(Chart and figure data)
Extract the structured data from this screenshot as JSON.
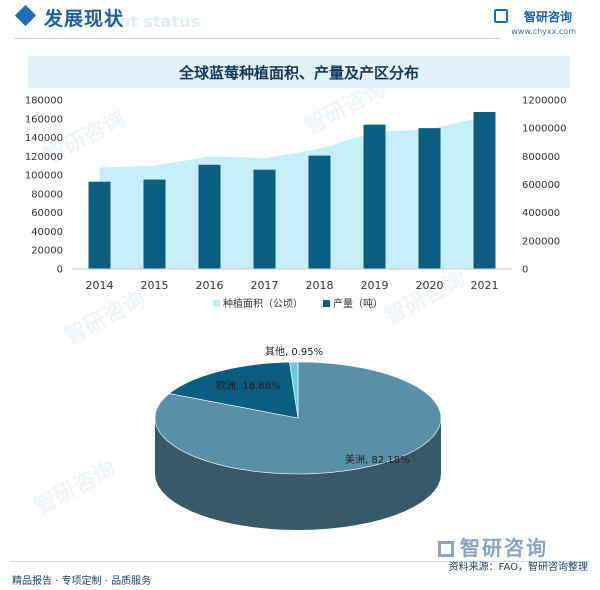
{
  "header": {
    "section_title": "发展现状",
    "section_title_bg": "ent status",
    "brand": "智研咨询",
    "url": "www.chyxx.com"
  },
  "watermark": "智研咨询",
  "footer": {
    "left": "精品报告 · 专项定制 · 品质服务",
    "right": "资料来源：FAO，智研咨询整理",
    "logo": "智研咨询"
  },
  "chart_data": [
    {
      "type": "bar",
      "title": "全球蓝莓种植面积、产量及产区分布",
      "categories": [
        "2014",
        "2015",
        "2016",
        "2017",
        "2018",
        "2019",
        "2020",
        "2021"
      ],
      "series": [
        {
          "name": "种植面积（公顷）",
          "render": "area",
          "axis": "left",
          "color": "#c6eef8",
          "values": [
            108000,
            110000,
            120000,
            118000,
            128000,
            146000,
            149000,
            162000
          ]
        },
        {
          "name": "产量（吨）",
          "render": "bar",
          "axis": "right",
          "color": "#0b5e80",
          "values": [
            620000,
            635000,
            740000,
            705000,
            805000,
            1025000,
            1000000,
            1115000
          ]
        }
      ],
      "y_left": {
        "range": [
          0,
          180000
        ],
        "ticks": [
          "0",
          "20000",
          "40000",
          "60000",
          "80000",
          "100000",
          "120000",
          "140000",
          "160000",
          "180000"
        ]
      },
      "y_right": {
        "range": [
          0,
          1200000
        ],
        "ticks": [
          "0",
          "200000",
          "400000",
          "600000",
          "800000",
          "1000000",
          "1200000"
        ]
      },
      "grid": false,
      "legend": "bottom-center"
    },
    {
      "type": "pie",
      "style": "3d",
      "slices": [
        {
          "label": "美洲, 82.18%",
          "value": 82.18,
          "color": "#5a8fa8"
        },
        {
          "label": "欧洲, 16.86%",
          "value": 16.86,
          "color": "#0b5e80"
        },
        {
          "label": "其他, 0.95%",
          "value": 0.95,
          "color": "#6ccbe8"
        }
      ]
    }
  ]
}
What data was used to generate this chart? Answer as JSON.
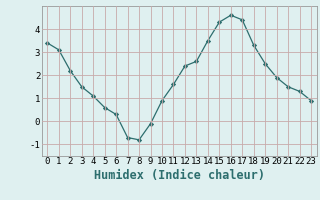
{
  "x": [
    0,
    1,
    2,
    3,
    4,
    5,
    6,
    7,
    8,
    9,
    10,
    11,
    12,
    13,
    14,
    15,
    16,
    17,
    18,
    19,
    20,
    21,
    22,
    23
  ],
  "y": [
    3.4,
    3.1,
    2.2,
    1.5,
    1.1,
    0.6,
    0.3,
    -0.7,
    -0.8,
    -0.1,
    0.9,
    1.6,
    2.4,
    2.6,
    3.5,
    4.3,
    4.6,
    4.4,
    3.3,
    2.5,
    1.9,
    1.5,
    1.3,
    0.9
  ],
  "xlabel": "Humidex (Indice chaleur)",
  "xlim": [
    -0.5,
    23.5
  ],
  "ylim": [
    -1.5,
    5.0
  ],
  "yticks": [
    -1,
    0,
    1,
    2,
    3,
    4
  ],
  "xticks": [
    0,
    1,
    2,
    3,
    4,
    5,
    6,
    7,
    8,
    9,
    10,
    11,
    12,
    13,
    14,
    15,
    16,
    17,
    18,
    19,
    20,
    21,
    22,
    23
  ],
  "line_color": "#2d6e6e",
  "marker": "D",
  "marker_size": 2.2,
  "bg_color": "#dff0f0",
  "grid_color": "#c8aaaa",
  "tick_label_fontsize": 6.5,
  "xlabel_fontsize": 8.5
}
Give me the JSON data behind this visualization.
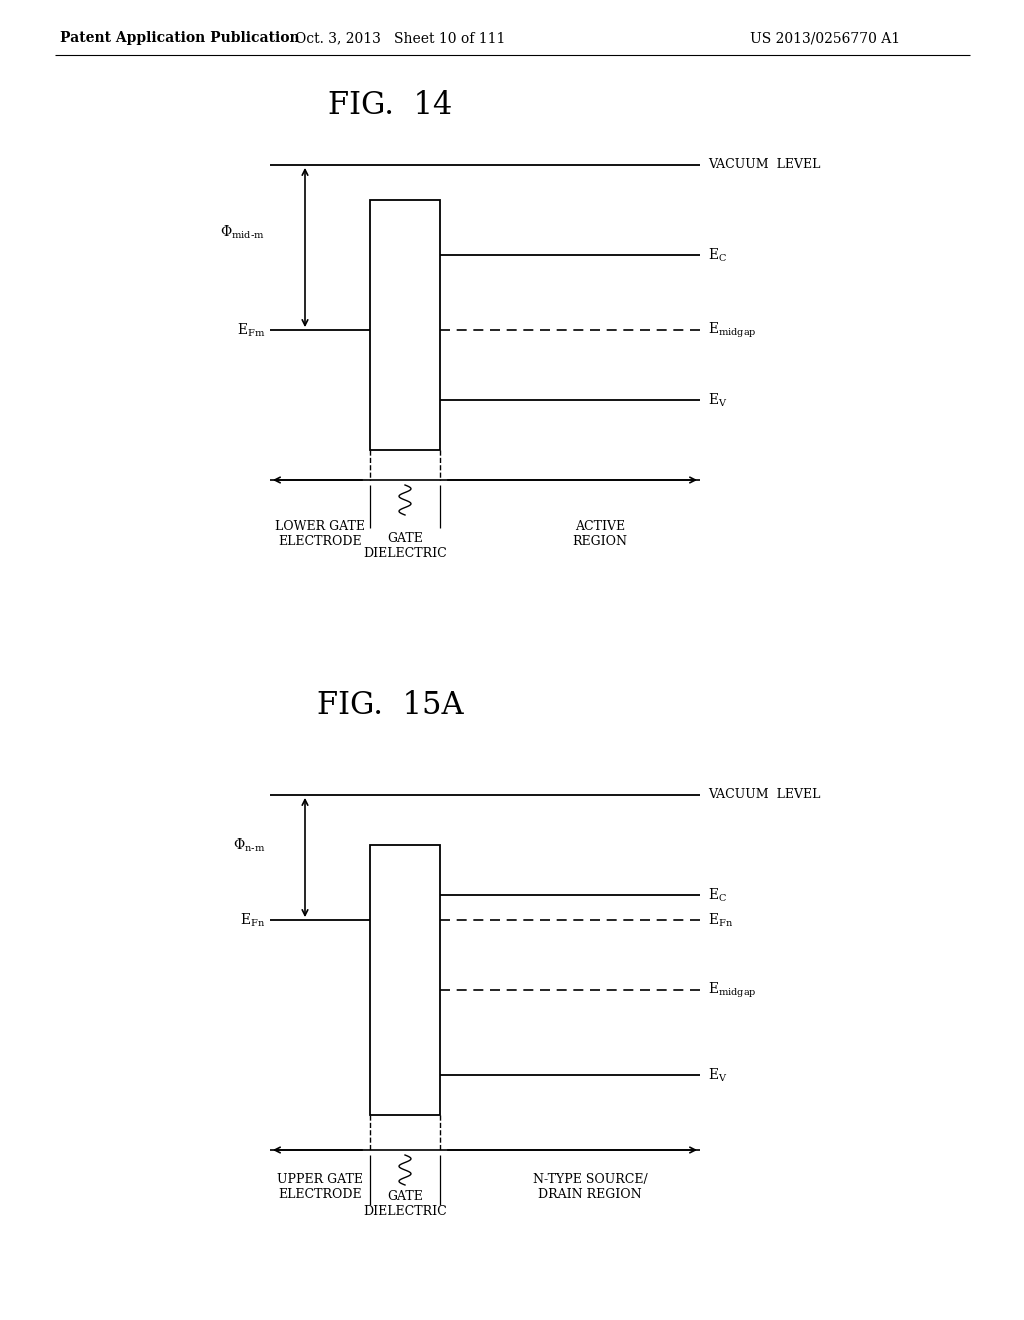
{
  "bg_color": "#ffffff",
  "page_width": 10.24,
  "page_height": 13.2,
  "header_left": "Patent Application Publication",
  "header_center": "Oct. 3, 2013   Sheet 10 of 111",
  "header_right": "US 2013/0256770 A1",
  "fig14_title": "FIG.  14",
  "fig15a_title": "FIG.  15A"
}
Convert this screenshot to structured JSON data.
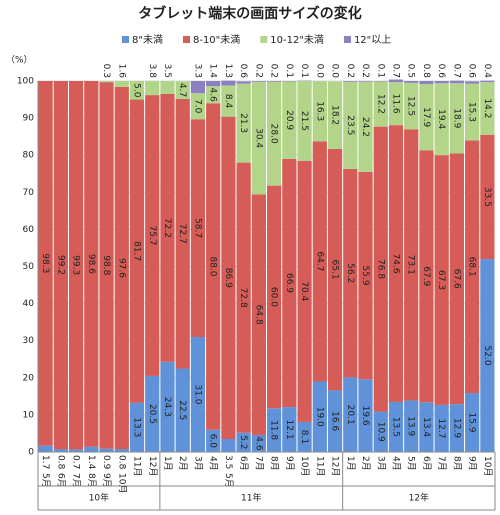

#### CHALLENGE
Leave out the pictures and copy the rest of the material above exactly.

#### OUTPUT FOR THIS TASK
Extract the structured data from this screenshot as JSON.
{
  "header": {
    "section_title": "发展现状",
    "section_title_bg": "ent status",
    "brand": "智研咨询",
    "url": "www.chyxx.com"
  },
  "watermark": "智研咨询",
  "footer": {
    "left": "精品报告 · 专项定制 · 品质服务",
    "right": "资料来源：FAO，智研咨询整理",
    "logo": "智研咨询"
  },
  "chart_data": [
    {
      "type": "bar",
      "title": "全球蓝莓种植面积、产量及产区分布",
      "categories": [
        "2014",
        "2015",
        "2016",
        "2017",
        "2018",
        "2019",
        "2020",
        "2021"
      ],
      "series": [
        {
          "name": "种植面积（公顷）",
          "render": "area",
          "axis": "left",
          "color": "#c6eef8",
          "values": [
            108000,
            110000,
            120000,
            118000,
            128000,
            146000,
            149000,
            162000
          ]
        },
        {
          "name": "产量（吨）",
          "render": "bar",
          "axis": "right",
          "color": "#0b5e80",
          "values": [
            620000,
            635000,
            740000,
            705000,
            805000,
            1025000,
            1000000,
            1115000
          ]
        }
      ],
      "y_left": {
        "range": [
          0,
          180000
        ],
        "ticks": [
          "0",
          "20000",
          "40000",
          "60000",
          "80000",
          "100000",
          "120000",
          "140000",
          "160000",
          "180000"
        ]
      },
      "y_right": {
        "range": [
          0,
          1200000
        ],
        "ticks": [
          "0",
          "200000",
          "400000",
          "600000",
          "800000",
          "1000000",
          "1200000"
        ]
      },
      "grid": false,
      "legend": "bottom-center"
    },
    {
      "type": "pie",
      "style": "3d",
      "slices": [
        {
          "label": "美洲, 82.18%",
          "value": 82.18,
          "color": "#5a8fa8"
        },
        {
          "label": "欧洲, 16.86%",
          "value": 16.86,
          "color": "#0b5e80"
        },
        {
          "label": "其他, 0.95%",
          "value": 0.95,
          "color": "#6ccbe8"
        }
      ]
    }
  ]
}
What data was used to generate this chart? Answer as JSON.
{
  "x": [
    0,
    1,
    2,
    3,
    4,
    5,
    6,
    7,
    8,
    9,
    10,
    11,
    12,
    13,
    14,
    15,
    16,
    17,
    18,
    19,
    20,
    21,
    22,
    23
  ],
  "y": [
    3.4,
    3.1,
    2.2,
    1.5,
    1.1,
    0.6,
    0.3,
    -0.7,
    -0.8,
    -0.1,
    0.9,
    1.6,
    2.4,
    2.6,
    3.5,
    4.3,
    4.6,
    4.4,
    3.3,
    2.5,
    1.9,
    1.5,
    1.3,
    0.9
  ],
  "xlabel": "Humidex (Indice chaleur)",
  "xlim": [
    -0.5,
    23.5
  ],
  "ylim": [
    -1.5,
    5.0
  ],
  "yticks": [
    -1,
    0,
    1,
    2,
    3,
    4
  ],
  "xticks": [
    0,
    1,
    2,
    3,
    4,
    5,
    6,
    7,
    8,
    9,
    10,
    11,
    12,
    13,
    14,
    15,
    16,
    17,
    18,
    19,
    20,
    21,
    22,
    23
  ],
  "line_color": "#2d6e6e",
  "marker": "D",
  "marker_size": 2.2,
  "bg_color": "#dff0f0",
  "grid_color": "#c8aaaa",
  "tick_label_fontsize": 6.5,
  "xlabel_fontsize": 8.5
}
Give me the JSON data behind this visualization.
{
  "bg_color": "#ffffff",
  "page_width": 10.24,
  "page_height": 13.2,
  "header_left": "Patent Application Publication",
  "header_center": "Oct. 3, 2013   Sheet 10 of 111",
  "header_right": "US 2013/0256770 A1",
  "fig14_title": "FIG.  14",
  "fig15a_title": "FIG.  15A"
}
Convert this screenshot to structured JSON data.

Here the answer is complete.